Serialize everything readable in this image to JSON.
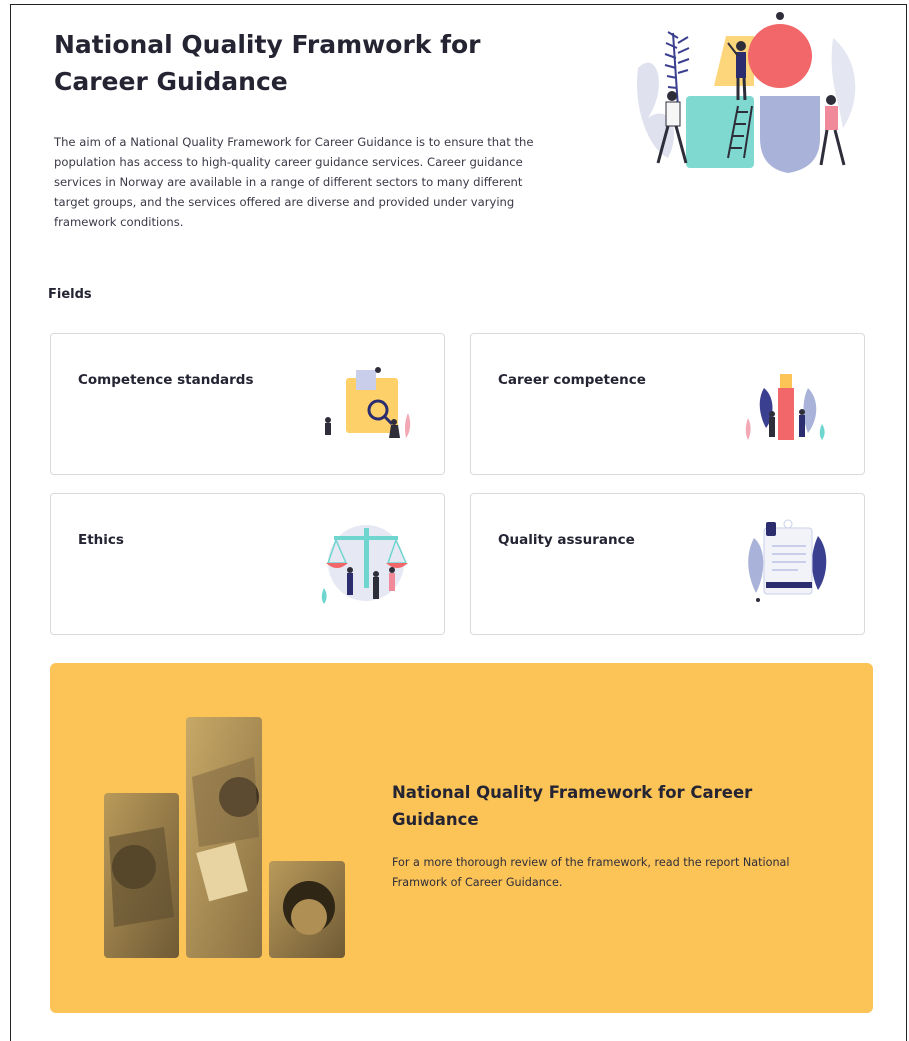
{
  "hero": {
    "title": "National Quality Framwork for Career Guidance",
    "description": "The aim of a National Quality Framework for Career Guidance is to ensure that the population has access to high-quality career guidance services. Career guidance services in Norway are available in a range of different sectors to many different target groups, and the services offered are diverse and provided under varying framework conditions."
  },
  "fields": {
    "heading": "Fields",
    "cards": [
      {
        "label": "Competence standards",
        "icon": "competence-standards-illustration"
      },
      {
        "label": "Career competence",
        "icon": "career-competence-illustration"
      },
      {
        "label": "Ethics",
        "icon": "ethics-scale-illustration"
      },
      {
        "label": "Quality assurance",
        "icon": "quality-assurance-document-illustration"
      }
    ]
  },
  "banner": {
    "title": "National Quality Framework for Career Guidance",
    "text": "For a more thorough review of the framework, read the report National Framwork of Career Guidance.",
    "background": "#fcc357"
  },
  "colors": {
    "text": "#242433",
    "card_border": "#d9d9de",
    "accent_red": "#f05a5e",
    "accent_teal": "#6fd6cf",
    "accent_navy": "#2b2d6e"
  }
}
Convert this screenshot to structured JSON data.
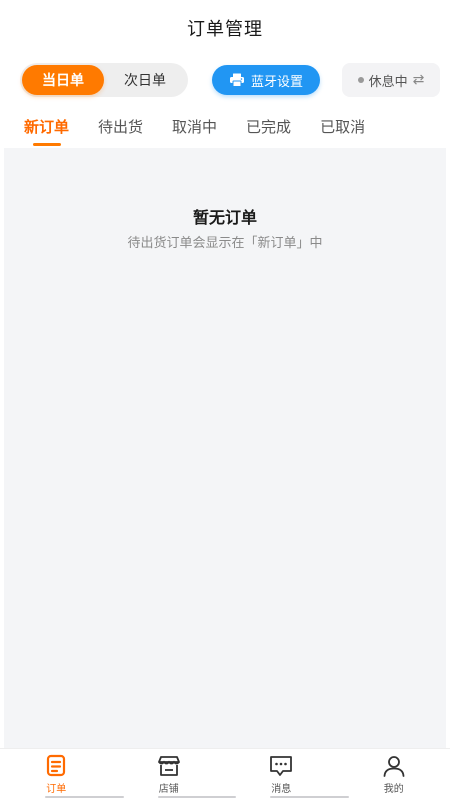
{
  "header": {
    "title": "订单管理"
  },
  "controls": {
    "day_today": "当日单",
    "day_next": "次日单",
    "bluetooth_label": "蓝牙设置",
    "status_label": "休息中"
  },
  "tabs": [
    {
      "label": "新订单",
      "active": true
    },
    {
      "label": "待出货"
    },
    {
      "label": "取消中"
    },
    {
      "label": "已完成"
    },
    {
      "label": "已取消"
    }
  ],
  "empty": {
    "title": "暂无订单",
    "subtitle": "待出货订单会显示在「新订单」中"
  },
  "bottom_nav": [
    {
      "label": "订单",
      "icon": "order-icon",
      "active": true
    },
    {
      "label": "店铺",
      "icon": "store-icon"
    },
    {
      "label": "消息",
      "icon": "message-icon"
    },
    {
      "label": "我的",
      "icon": "user-icon"
    }
  ],
  "colors": {
    "accent": "#ff7a00",
    "bluetooth": "#2196f3",
    "background": "#f4f5f7"
  }
}
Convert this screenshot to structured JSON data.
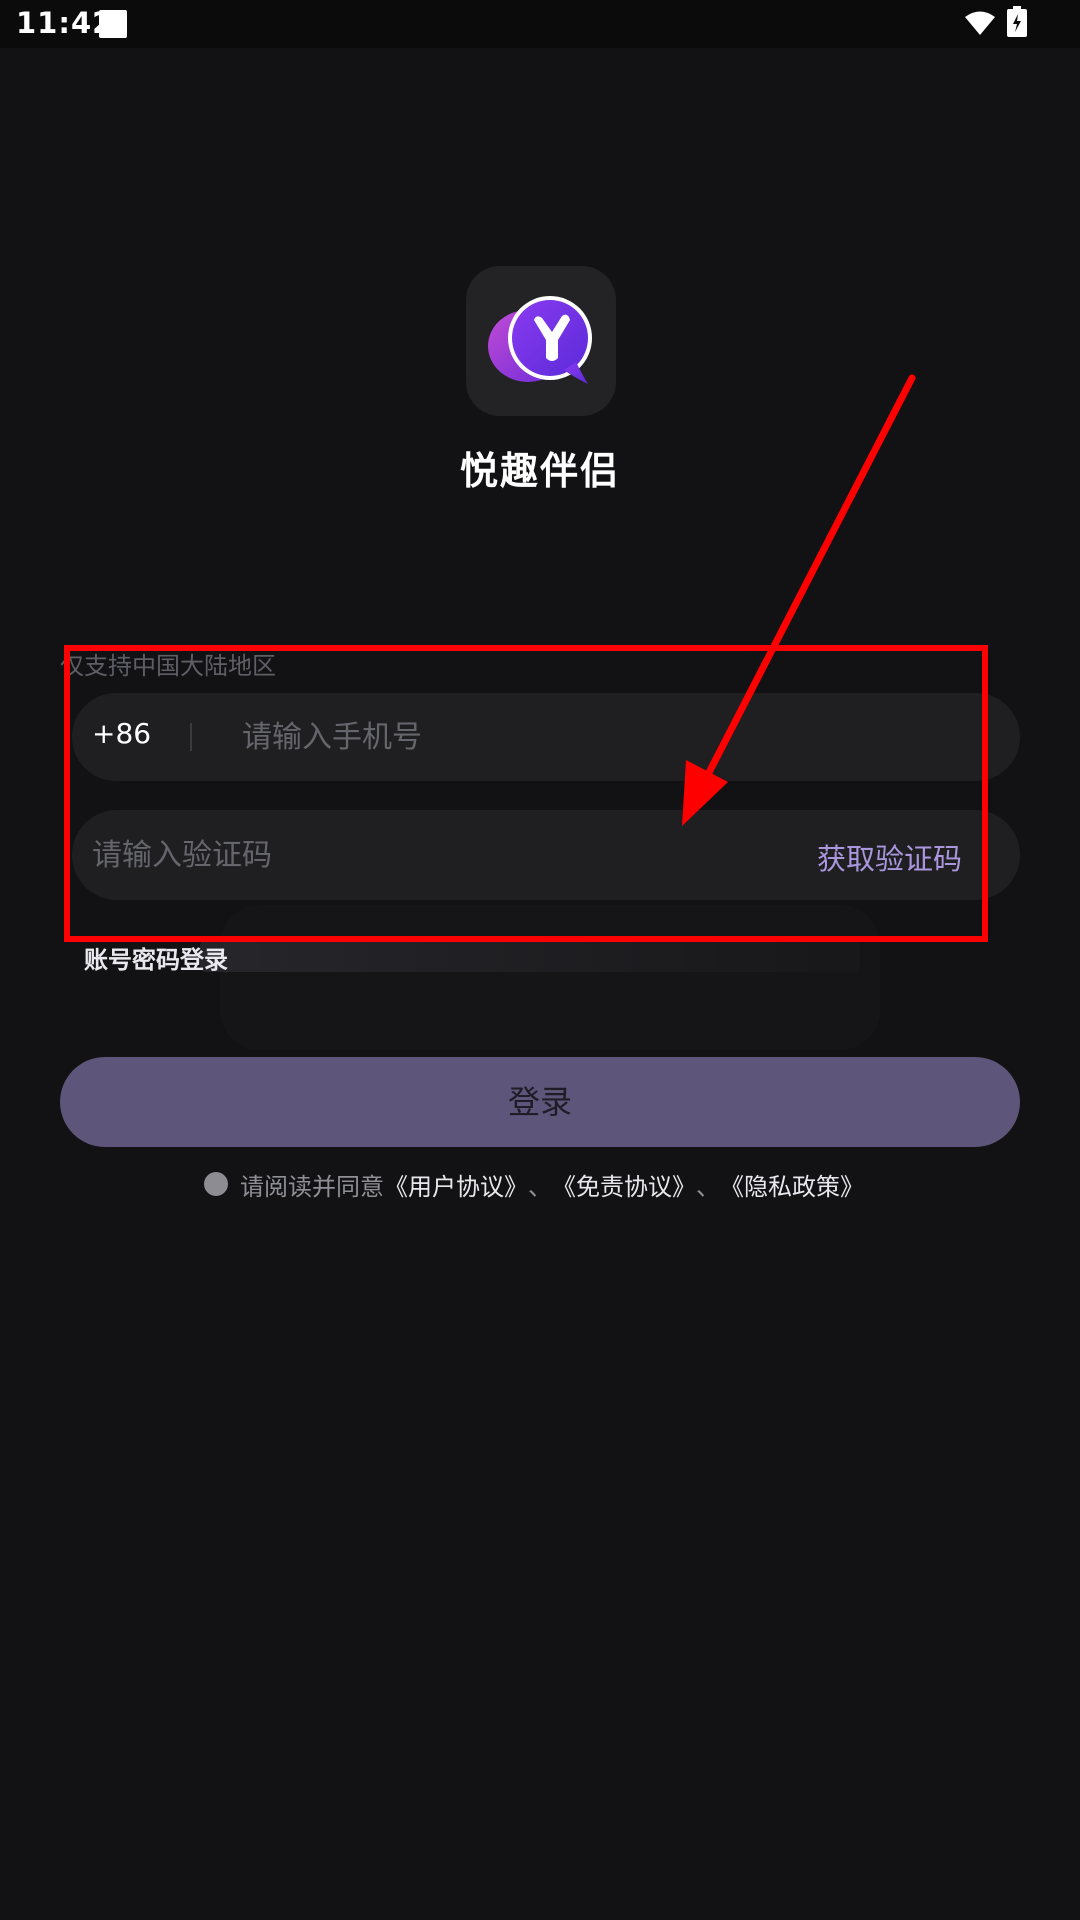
{
  "status_bar": {
    "time": "11:42"
  },
  "app": {
    "name": "悦趣伴侣",
    "logo": "app-logo-y-bubble"
  },
  "form": {
    "region_hint": "仅支持中国大陆地区",
    "country_code": "+86",
    "phone_placeholder": "请输入手机号",
    "code_placeholder": "请输入验证码",
    "get_code_label": "获取验证码",
    "password_login_label": "账号密码登录"
  },
  "login_button": {
    "label": "登录"
  },
  "agreement": {
    "prefix": "请阅读并同意",
    "links": [
      "《用户协议》",
      "《免责协议》",
      "《隐私政策》"
    ],
    "separator": "、"
  },
  "colors": {
    "background": "#121214",
    "input_bg": "#1f1f22",
    "accent": "#a996dd",
    "login_button": "#5e567a",
    "annotation": "#ff0000"
  }
}
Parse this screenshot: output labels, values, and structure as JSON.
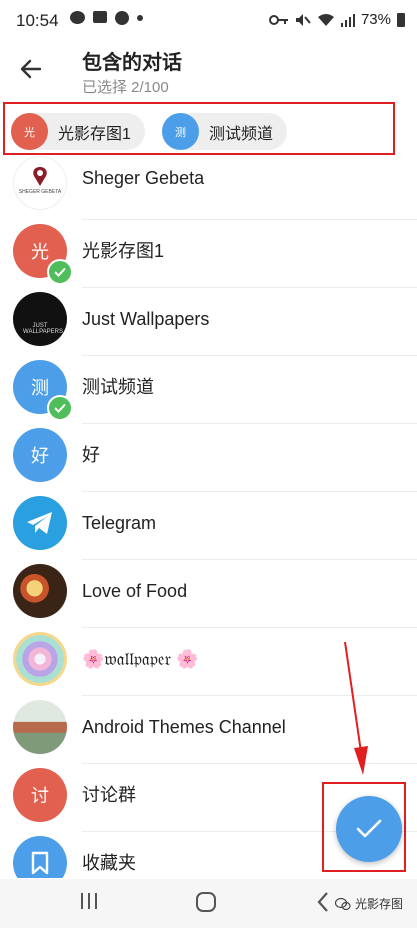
+-------+
*WRITTEN INSTRUCTION*
Reproduce the data word for word, excluding its pictures.

*WRITTEN SOLUTION*
Serialize everything readable in this image to JSON.
{
  "hero": {
    "title": "National Quality Framwork for Career Guidance",
    "description": "The aim of a National Quality Framework for Career Guidance is to ensure that the population has access to high-quality career guidance services. Career guidance services in Norway are available in a range of different sectors to many different target groups, and the services offered are diverse and provided under varying framework conditions."
  },
  "fields": {
    "heading": "Fields",
    "cards": [
      {
        "label": "Competence standards",
        "icon": "competence-standards-illustration"
      },
      {
        "label": "Career competence",
        "icon": "career-competence-illustration"
      },
      {
        "label": "Ethics",
        "icon": "ethics-scale-illustration"
      },
      {
        "label": "Quality assurance",
        "icon": "quality-assurance-document-illustration"
      }
    ]
  },
  "banner": {
    "title": "National Quality Framework for Career Guidance",
    "text": "For a more thorough review of the framework, read the report National Framwork of Career Guidance.",
    "background": "#fcc357"
  },
  "colors": {
    "text": "#242433",
    "card_border": "#d9d9de",
    "accent_red": "#f05a5e",
    "accent_teal": "#6fd6cf",
    "accent_navy": "#2b2d6e"
  }
}
Convert this screenshot to structured JSON data.
{
  "header": {
    "title": "订单管理"
  },
  "controls": {
    "day_today": "当日单",
    "day_next": "次日单",
    "bluetooth_label": "蓝牙设置",
    "status_label": "休息中"
  },
  "tabs": [
    {
      "label": "新订单",
      "active": true
    },
    {
      "label": "待出货"
    },
    {
      "label": "取消中"
    },
    {
      "label": "已完成"
    },
    {
      "label": "已取消"
    }
  ],
  "empty": {
    "title": "暂无订单",
    "subtitle": "待出货订单会显示在「新订单」中"
  },
  "bottom_nav": [
    {
      "label": "订单",
      "icon": "order-icon",
      "active": true
    },
    {
      "label": "店铺",
      "icon": "store-icon"
    },
    {
      "label": "消息",
      "icon": "message-icon"
    },
    {
      "label": "我的",
      "icon": "user-icon"
    }
  ],
  "colors": {
    "accent": "#ff7a00",
    "bluetooth": "#2196f3",
    "background": "#f4f5f7"
  }
}
Convert this screenshot to structured JSON data.
{
  "status_bar": {
    "time": "11:42"
  },
  "app": {
    "name": "悦趣伴侣",
    "logo": "app-logo-y-bubble"
  },
  "form": {
    "region_hint": "仅支持中国大陆地区",
    "country_code": "+86",
    "phone_placeholder": "请输入手机号",
    "code_placeholder": "请输入验证码",
    "get_code_label": "获取验证码",
    "password_login_label": "账号密码登录"
  },
  "login_button": {
    "label": "登录"
  },
  "agreement": {
    "prefix": "请阅读并同意",
    "links": [
      "《用户协议》",
      "《免责协议》",
      "《隐私政策》"
    ],
    "separator": "、"
  },
  "colors": {
    "background": "#121214",
    "input_bg": "#1f1f22",
    "accent": "#a996dd",
    "login_button": "#5e567a",
    "annotation": "#ff0000"
  }
}
Parse this screenshot: output labels, values, and structure as JSON.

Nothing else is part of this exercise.